■ **Stated task**
Every entry here needs to be repeated exactly.

Raw records
══════
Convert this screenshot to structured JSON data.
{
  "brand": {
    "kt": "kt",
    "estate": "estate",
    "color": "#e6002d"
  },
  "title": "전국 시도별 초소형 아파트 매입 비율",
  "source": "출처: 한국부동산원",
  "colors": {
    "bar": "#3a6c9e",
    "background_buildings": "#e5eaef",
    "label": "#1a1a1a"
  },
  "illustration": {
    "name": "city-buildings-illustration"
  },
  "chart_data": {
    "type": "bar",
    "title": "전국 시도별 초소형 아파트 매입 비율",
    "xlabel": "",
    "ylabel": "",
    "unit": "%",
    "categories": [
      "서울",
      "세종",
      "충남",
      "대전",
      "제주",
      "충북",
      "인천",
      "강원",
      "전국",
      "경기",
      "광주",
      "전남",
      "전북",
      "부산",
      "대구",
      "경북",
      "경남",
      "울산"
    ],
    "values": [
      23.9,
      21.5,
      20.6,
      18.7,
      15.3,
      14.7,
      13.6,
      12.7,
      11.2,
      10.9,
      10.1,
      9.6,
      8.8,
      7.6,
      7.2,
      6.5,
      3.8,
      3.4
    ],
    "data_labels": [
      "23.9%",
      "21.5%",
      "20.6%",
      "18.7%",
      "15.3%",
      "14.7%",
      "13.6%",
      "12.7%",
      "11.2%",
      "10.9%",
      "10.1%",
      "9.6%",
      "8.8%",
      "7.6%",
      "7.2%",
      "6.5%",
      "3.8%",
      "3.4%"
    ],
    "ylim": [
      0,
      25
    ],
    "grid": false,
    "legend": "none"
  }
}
══════
■ **Solved problem**
Convert this screenshot to structured JSON data.
{
  "brand": {
    "kt": "kt",
    "estate": "estate",
    "color": "#e6002d"
  },
  "title": "전국 시도별 초소형 아파트 매입 비율",
  "source": "출처: 한국부동산원",
  "colors": {
    "bar": "#3a6c9e",
    "background_buildings": "#e5eaef",
    "label": "#1a1a1a"
  },
  "illustration": {
    "name": "city-buildings-illustration"
  },
  "chart_data": {
    "type": "bar",
    "title": "전국 시도별 초소형 아파트 매입 비율",
    "xlabel": "",
    "ylabel": "",
    "unit": "%",
    "categories": [
      "서울",
      "세종",
      "충남",
      "대전",
      "제주",
      "충북",
      "인천",
      "강원",
      "전국",
      "경기",
      "광주",
      "전남",
      "전북",
      "부산",
      "대구",
      "경북",
      "경남",
      "울산"
    ],
    "values": [
      23.9,
      21.5,
      20.6,
      18.7,
      15.3,
      14.7,
      13.6,
      12.7,
      11.2,
      10.9,
      10.1,
      9.6,
      8.8,
      7.6,
      7.2,
      6.5,
      3.8,
      3.4
    ],
    "data_labels": [
      "23.9%",
      "21.5%",
      "20.6%",
      "18.7%",
      "15.3%",
      "14.7%",
      "13.6%",
      "12.7%",
      "11.2%",
      "10.9%",
      "10.1%",
      "9.6%",
      "8.8%",
      "7.6%",
      "7.2%",
      "6.5%",
      "3.8%",
      "3.4%"
    ],
    "ylim": [
      0,
      25
    ],
    "grid": false,
    "legend": "none"
  }
}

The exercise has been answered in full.